Print all records exactly, leaving nothing out.

═════ Materials provided

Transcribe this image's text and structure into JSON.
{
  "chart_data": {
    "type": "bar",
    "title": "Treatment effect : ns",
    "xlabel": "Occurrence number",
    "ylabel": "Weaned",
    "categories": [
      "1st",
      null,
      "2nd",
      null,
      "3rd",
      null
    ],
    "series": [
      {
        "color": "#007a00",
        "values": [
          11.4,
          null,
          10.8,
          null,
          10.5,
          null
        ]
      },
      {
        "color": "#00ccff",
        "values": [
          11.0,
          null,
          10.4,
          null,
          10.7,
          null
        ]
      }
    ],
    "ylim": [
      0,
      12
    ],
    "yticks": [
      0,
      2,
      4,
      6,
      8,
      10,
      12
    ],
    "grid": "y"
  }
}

══════════

● **Task solution**:
Transcribe this image's text and structure into JSON.
{
  "chart_data": {
    "type": "bar",
    "title": "Treatment effect : ns",
    "xlabel": "Occurrence number",
    "ylabel": "Weaned",
    "categories": [
      "1st",
      null,
      "2nd",
      null,
      "3rd",
      null
    ],
    "series": [
      {
        "color": "#007a00",
        "values": [
          11.4,
          null,
          10.8,
          null,
          10.5,
          null
        ]
      },
      {
        "color": "#00ccff",
        "values": [
          11.0,
          null,
          10.4,
          null,
          10.7,
          null
        ]
      }
    ],
    "ylim": [
      0,
      12
    ],
    "yticks": [
      0,
      2,
      4,
      6,
      8,
      10,
      12
    ],
    "grid": "y"
  }
}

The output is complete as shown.